**Texte de l'exercice**
____________
À Contes, l’EHPAD Le Clair Logis voit ses activités suspendues pour une durée de trois mois. La décision, annoncée dans un communiqué conjoint de l’Agence régionale de santé (ARS) et du Conseil départemental des Alpes-Maritimes, est motivée par des « dysfonctionnements mettant en danger la sécurité des résidents et leur prise en charge ».
Des défaillances jugées persistantes par les autorités
Selon les autorités, la suspension s’explique par de nombreux manquements observés dans l’organisation de l’établissement. La décision, prise le 17 octobre, pointe des dysfonctionnements qui perdurent ou n’ont pas été corrigés de manière durable, notamment en matière de gouvernance, d’état des locaux et de ressources humaines.
Le dossier est d’autant plus préoccupant que plusieurs inspections inopinées ont été menées en juillet 2023, en janvier 2024 puis en septembre 2025. Malgré ces contrôles, l’organisation de l’EHPAD continuait de compromettre la santé, la sécurité, ainsi que le bien-être physique et moral des résidents.
Des mesures correctives déjà mises en place
Avant cette suspension, des mesures avaient pourtant été imposées pour tenter d’enrayer la situation. Les autorités avaient notamment prononcé à deux reprises la suspension des admissions de nouveaux résidents, en parallèle d’un suivi rapproché de l’établissement.
Malgré ces injonctions et ces correctifs, les constats répétés de manquements ont conduit les autorités à estimer que la situation s’aggravait et nécessitait une intervention plus ferme.
____________
**Extraits de données**
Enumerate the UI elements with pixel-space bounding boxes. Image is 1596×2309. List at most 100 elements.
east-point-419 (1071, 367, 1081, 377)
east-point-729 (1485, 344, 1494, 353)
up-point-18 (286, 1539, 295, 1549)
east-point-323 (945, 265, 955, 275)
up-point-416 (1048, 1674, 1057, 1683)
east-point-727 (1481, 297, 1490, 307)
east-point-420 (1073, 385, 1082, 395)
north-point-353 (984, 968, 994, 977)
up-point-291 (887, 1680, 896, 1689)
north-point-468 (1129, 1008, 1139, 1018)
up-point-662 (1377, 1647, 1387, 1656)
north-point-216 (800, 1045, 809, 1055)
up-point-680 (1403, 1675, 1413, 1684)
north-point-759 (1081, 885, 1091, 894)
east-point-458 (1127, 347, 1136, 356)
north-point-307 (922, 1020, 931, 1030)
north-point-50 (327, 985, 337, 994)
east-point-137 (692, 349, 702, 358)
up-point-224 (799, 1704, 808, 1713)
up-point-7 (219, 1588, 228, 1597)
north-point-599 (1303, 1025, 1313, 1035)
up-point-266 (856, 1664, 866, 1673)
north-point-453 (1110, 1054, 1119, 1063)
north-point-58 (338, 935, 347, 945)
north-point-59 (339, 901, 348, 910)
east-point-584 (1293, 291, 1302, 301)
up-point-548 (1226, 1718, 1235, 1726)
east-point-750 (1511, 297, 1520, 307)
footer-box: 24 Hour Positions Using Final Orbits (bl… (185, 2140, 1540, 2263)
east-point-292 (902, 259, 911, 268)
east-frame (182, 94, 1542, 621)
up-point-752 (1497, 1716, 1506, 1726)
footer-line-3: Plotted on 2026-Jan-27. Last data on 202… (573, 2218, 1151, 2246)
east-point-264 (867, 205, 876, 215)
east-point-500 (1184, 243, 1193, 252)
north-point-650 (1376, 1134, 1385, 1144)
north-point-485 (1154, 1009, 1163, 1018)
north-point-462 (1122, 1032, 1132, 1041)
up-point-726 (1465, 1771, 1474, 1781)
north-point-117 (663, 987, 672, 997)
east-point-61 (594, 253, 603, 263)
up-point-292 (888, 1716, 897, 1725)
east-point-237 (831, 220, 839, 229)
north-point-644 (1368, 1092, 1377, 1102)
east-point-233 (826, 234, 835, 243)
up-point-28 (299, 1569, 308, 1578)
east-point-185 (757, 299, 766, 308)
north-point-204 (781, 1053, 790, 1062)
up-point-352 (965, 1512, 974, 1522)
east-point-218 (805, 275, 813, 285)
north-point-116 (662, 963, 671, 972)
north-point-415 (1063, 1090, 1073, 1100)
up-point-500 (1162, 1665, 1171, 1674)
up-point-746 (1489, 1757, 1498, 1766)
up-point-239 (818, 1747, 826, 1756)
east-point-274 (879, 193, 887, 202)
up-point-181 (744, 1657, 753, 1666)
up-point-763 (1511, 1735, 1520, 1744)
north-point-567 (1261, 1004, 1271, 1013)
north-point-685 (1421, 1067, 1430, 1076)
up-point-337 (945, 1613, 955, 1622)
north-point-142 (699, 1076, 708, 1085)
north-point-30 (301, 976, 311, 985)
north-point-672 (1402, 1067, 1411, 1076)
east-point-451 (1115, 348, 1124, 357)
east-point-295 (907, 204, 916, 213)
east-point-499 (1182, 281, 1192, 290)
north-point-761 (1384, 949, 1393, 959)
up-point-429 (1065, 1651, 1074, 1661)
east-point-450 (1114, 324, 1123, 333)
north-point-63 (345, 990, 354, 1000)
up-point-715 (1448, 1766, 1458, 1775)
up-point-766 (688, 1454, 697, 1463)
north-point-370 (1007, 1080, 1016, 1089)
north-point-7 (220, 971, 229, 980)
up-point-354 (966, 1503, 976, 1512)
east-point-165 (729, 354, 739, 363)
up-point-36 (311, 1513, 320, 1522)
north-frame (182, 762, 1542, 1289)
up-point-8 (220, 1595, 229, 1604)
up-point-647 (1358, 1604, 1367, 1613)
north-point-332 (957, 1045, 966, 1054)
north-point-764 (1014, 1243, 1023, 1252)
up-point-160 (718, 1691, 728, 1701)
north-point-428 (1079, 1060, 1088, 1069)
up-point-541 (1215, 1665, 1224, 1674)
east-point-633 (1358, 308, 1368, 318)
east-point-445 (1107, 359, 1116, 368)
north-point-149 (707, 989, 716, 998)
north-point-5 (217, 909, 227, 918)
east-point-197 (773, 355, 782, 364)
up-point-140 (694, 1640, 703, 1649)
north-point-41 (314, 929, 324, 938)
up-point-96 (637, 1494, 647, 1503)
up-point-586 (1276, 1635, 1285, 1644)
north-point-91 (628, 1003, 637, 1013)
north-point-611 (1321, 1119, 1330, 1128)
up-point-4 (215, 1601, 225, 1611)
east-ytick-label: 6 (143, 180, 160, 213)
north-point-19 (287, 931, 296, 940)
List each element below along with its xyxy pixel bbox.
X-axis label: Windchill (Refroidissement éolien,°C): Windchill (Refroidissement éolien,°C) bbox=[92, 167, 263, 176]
____________
**Tâches de l'exercice**
[a] Dans le texte sur l'EHPAD Le Clair Logis, à quelle date la décision de suspension a-t-elle été prise ?
[b] Prolongez le texte sur la suspension de l'EHPAD Le Clair Logis à partir de sa dernière phrase.
Ce matériel est tiré d'une autre source.

**Corrigé des activités**
[a] Le 17 octobre.

[b]
55 résidents concernés par une prise en charge maintenue
Si les activités de l’EHPAD Le Clair Logis sont suspendues, les 55 résidents présents doivent toujours être accompagnés. Pour assurer cette transition, un administrateur provisoire a été nommé afin de superviser la situation jusqu’à la fin de la suspension.
Sa mission consiste à organiser le transfert des résidents vers d’autres établissements et à sécuriser leur prise en charge dans l’attente de ce transfert, avec l’accord des familles.
Une mesure exceptionnelle en dernier recours
La suspension d’activité d’un établissement de santé reste une mesure exceptionnelle. Elle est généralement utilisée en dernier recours, lorsque la situation est jugée urgente et que la sécurité des résidents ne peut pas être garantie par d’autres moyens.
Dans ce type de procédure, l’objectif des autorités est de protéger les personnes accueillies et d’éviter toute aggravation des risques liés aux dysfonctionnements constatés.